## Dataset records:
════════════════════

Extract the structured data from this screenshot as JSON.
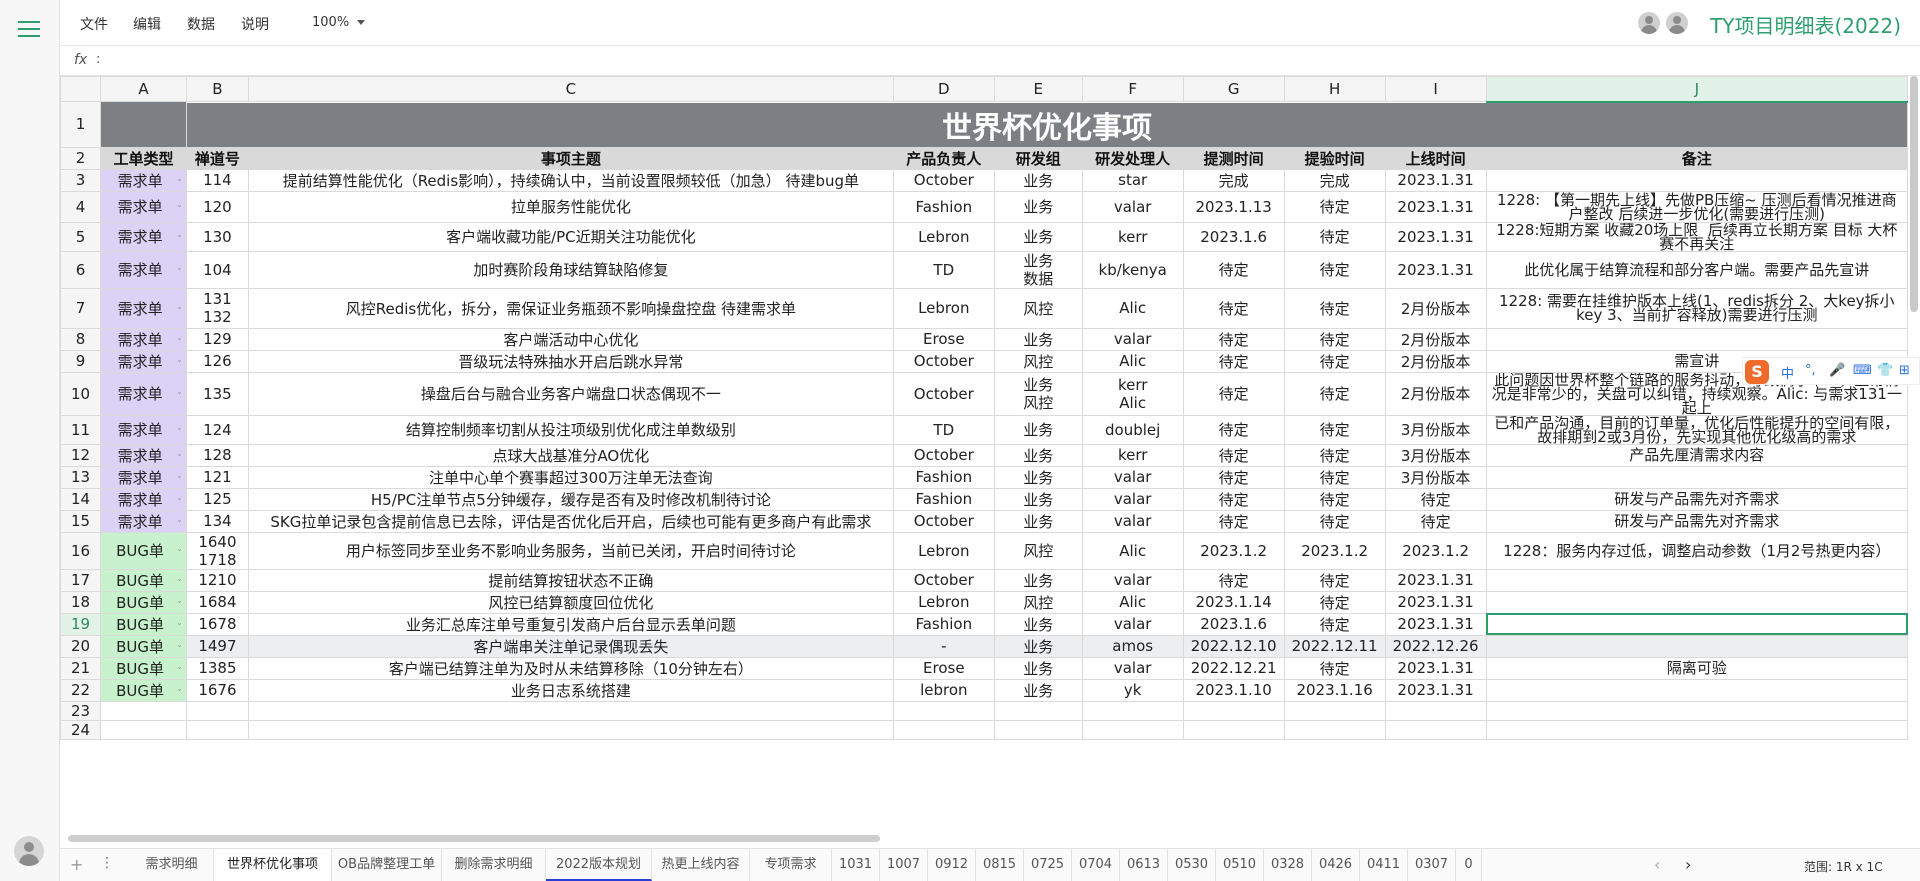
{
  "menu": {
    "file": "文件",
    "edit": "编辑",
    "data": "数据",
    "help": "说明",
    "zoom": "100%"
  },
  "doc_title": "TY项目明细表(2022)",
  "formula": {
    "fx": "fx",
    "colon": ":"
  },
  "columns": [
    "A",
    "B",
    "C",
    "D",
    "E",
    "F",
    "G",
    "H",
    "I",
    "J"
  ],
  "sheet_title": "世界杯优化事项",
  "headers": [
    "工单类型",
    "禅道号",
    "事项主题",
    "产品负责人",
    "研发组",
    "研发处理人",
    "提测时间",
    "提验时间",
    "上线时间",
    "备注"
  ],
  "rows": [
    {
      "type": "需求单",
      "id": "114",
      "subject": "提前结算性能优化（Redis影响），持续确认中，当前设置限频较低（加急） 待建bug单",
      "owner": "October",
      "group": "业务",
      "dev": "star",
      "test": "完成",
      "verify": "完成",
      "release": "2023.1.31",
      "note": ""
    },
    {
      "type": "需求单",
      "id": "120",
      "subject": "拉单服务性能优化",
      "owner": "Fashion",
      "group": "业务",
      "dev": "valar",
      "test": "2023.1.13",
      "verify": "待定",
      "release": "2023.1.31",
      "note": "1228: 【第一期先上线】先做PB压缩~ 压测后看情况推进商户整改 后续进一步优化(需要进行压测)"
    },
    {
      "type": "需求单",
      "id": "130",
      "subject": "客户端收藏功能/PC近期关注功能优化",
      "owner": "Lebron",
      "group": "业务",
      "dev": "kerr",
      "test": "2023.1.6",
      "verify": "待定",
      "release": "2023.1.31",
      "note": "1228:短期方案 收藏20场上限  后续再立长期方案 目标 大杯赛不再关注"
    },
    {
      "type": "需求单",
      "id": "104",
      "subject": "加时赛阶段角球结算缺陷修复",
      "owner": "TD",
      "group": "业务\n数据",
      "dev": "kb/kenya",
      "test": "待定",
      "verify": "待定",
      "release": "2023.1.31",
      "note": "此优化属于结算流程和部分客户端。需要产品先宣讲"
    },
    {
      "type": "需求单",
      "id": "131\n132",
      "subject": "风控Redis优化，拆分，需保证业务瓶颈不影响操盘控盘 待建需求单",
      "owner": "Lebron",
      "group": "风控",
      "dev": "Alic",
      "test": "待定",
      "verify": "待定",
      "release": "2月份版本",
      "note": "1228: 需要在挂维护版本上线(1、redis拆分 2、大key拆小key 3、当前扩容释放)需要进行压测"
    },
    {
      "type": "需求单",
      "id": "129",
      "subject": "客户端活动中心优化",
      "owner": "Erose",
      "group": "业务",
      "dev": "valar",
      "test": "待定",
      "verify": "待定",
      "release": "2月份版本",
      "note": ""
    },
    {
      "type": "需求单",
      "id": "126",
      "subject": "晋级玩法特殊抽水开启后跳水异常",
      "owner": "October",
      "group": "风控",
      "dev": "Alic",
      "test": "待定",
      "verify": "待定",
      "release": "2月份版本",
      "note": "需宣讲"
    },
    {
      "type": "需求单",
      "id": "135",
      "subject": "操盘后台与融合业务客户端盘口状态偶现不一",
      "owner": "October",
      "group": "业务\n风控",
      "dev": "kerr\nAlic",
      "test": "待定",
      "verify": "待定",
      "release": "2月份版本",
      "note": "此问题因世界杯整个链路的服务抖动，导致偶尔不一，正常情况是非常少的，关盘可以纠错，持续观察。Alic: 与需求131一起上"
    },
    {
      "type": "需求单",
      "id": "124",
      "subject": "结算控制频率切割从投注项级别优化成注单数级别",
      "owner": "TD",
      "group": "业务",
      "dev": "doublej",
      "test": "待定",
      "verify": "待定",
      "release": "3月份版本",
      "note": "已和产品沟通，目前的订单量，优化后性能提升的空间有限，\n故排期到2或3月份，先实现其他优化级高的需求"
    },
    {
      "type": "需求单",
      "id": "128",
      "subject": "点球大战基准分AO优化",
      "owner": "October",
      "group": "业务",
      "dev": "kerr",
      "test": "待定",
      "verify": "待定",
      "release": "3月份版本",
      "note": "产品先厘清需求内容"
    },
    {
      "type": "需求单",
      "id": "121",
      "subject": "注单中心单个赛事超过300万注单无法查询",
      "owner": "Fashion",
      "group": "业务",
      "dev": "valar",
      "test": "待定",
      "verify": "待定",
      "release": "3月份版本",
      "note": ""
    },
    {
      "type": "需求单",
      "id": "125",
      "subject": "H5/PC注单节点5分钟缓存，缓存是否有及时修改机制待讨论",
      "owner": "Fashion",
      "group": "业务",
      "dev": "valar",
      "test": "待定",
      "verify": "待定",
      "release": "待定",
      "note": "研发与产品需先对齐需求"
    },
    {
      "type": "需求单",
      "id": "134",
      "subject": "SKG拉单记录包含提前信息已去除，评估是否优化后开启，后续也可能有更多商户有此需求",
      "owner": "October",
      "group": "业务",
      "dev": "valar",
      "test": "待定",
      "verify": "待定",
      "release": "待定",
      "note": "研发与产品需先对齐需求"
    },
    {
      "type": "BUG单",
      "id": "1640\n1718",
      "subject": "用户标签同步至业务不影响业务服务，当前已关闭，开启时间待讨论",
      "owner": "Lebron",
      "group": "风控",
      "dev": "Alic",
      "test": "2023.1.2",
      "verify": "2023.1.2",
      "release": "2023.1.2",
      "note": "1228：服务内存过低，调整启动参数（1月2号热更内容）"
    },
    {
      "type": "BUG单",
      "id": "1210",
      "subject": "提前结算按钮状态不正确",
      "owner": "October",
      "group": "业务",
      "dev": "valar",
      "test": "待定",
      "verify": "待定",
      "release": "2023.1.31",
      "note": ""
    },
    {
      "type": "BUG单",
      "id": "1684",
      "subject": "风控已结算额度回位优化",
      "owner": "Lebron",
      "group": "风控",
      "dev": "Alic",
      "test": "2023.1.14",
      "verify": "待定",
      "release": "2023.1.31",
      "note": ""
    },
    {
      "type": "BUG单",
      "id": "1678",
      "subject": "业务汇总库注单号重复引发商户后台显示丢单问题",
      "owner": "Fashion",
      "group": "业务",
      "dev": "valar",
      "test": "2023.1.6",
      "verify": "待定",
      "release": "2023.1.31",
      "note": ""
    },
    {
      "type": "BUG单",
      "id": "1497",
      "subject": "客户端串关注单记录偶现丢失",
      "owner": "-",
      "group": "业务",
      "dev": "amos",
      "test": "2022.12.10",
      "verify": "2022.12.11",
      "release": "2022.12.26",
      "note": ""
    },
    {
      "type": "BUG单",
      "id": "1385",
      "subject": "客户端已结算注单为及时从未结算移除（10分钟左右）",
      "owner": "Erose",
      "group": "业务",
      "dev": "valar",
      "test": "2022.12.21",
      "verify": "待定",
      "release": "2023.1.31",
      "note": "隔离可验"
    },
    {
      "type": "BUG单",
      "id": "1676",
      "subject": "业务日志系统搭建",
      "owner": "lebron",
      "group": "业务",
      "dev": "yk",
      "test": "2023.1.10",
      "verify": "2023.1.16",
      "release": "2023.1.31",
      "note": ""
    }
  ],
  "row_numbers": [
    "1",
    "2",
    "3",
    "4",
    "5",
    "6",
    "7",
    "8",
    "9",
    "10",
    "11",
    "12",
    "13",
    "14",
    "15",
    "16",
    "17",
    "18",
    "19",
    "20",
    "21",
    "22",
    "23",
    "24"
  ],
  "ime": {
    "logo": "S",
    "items": [
      "中",
      "°,",
      "🎤",
      "⌨",
      "👕",
      "⊞"
    ]
  },
  "tabs": [
    "需求明细",
    "世界杯优化事项",
    "OB品牌整理工单",
    "删除需求明细",
    "2022版本规划",
    "热更上线内容",
    "专项需求",
    "1031",
    "1007",
    "0912",
    "0815",
    "0725",
    "0704",
    "0613",
    "0530",
    "0510",
    "0328",
    "0426",
    "0411",
    "0307",
    "0"
  ],
  "active_tab": "世界杯优化事项",
  "range_label": "范围: 1R x 1C",
  "colors": {
    "accent": "#2e9f6c",
    "title_bg": "#7c7f84",
    "header_bg": "#d9d9d9",
    "req_bg": "#dcd2f6",
    "bug_bg": "#c8f2cd"
  }
}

════════════════════

## Your task:
Find how many lines of the material carry the string "世界杯优化事项". Only the number should be in the answer.

## Correct result:
3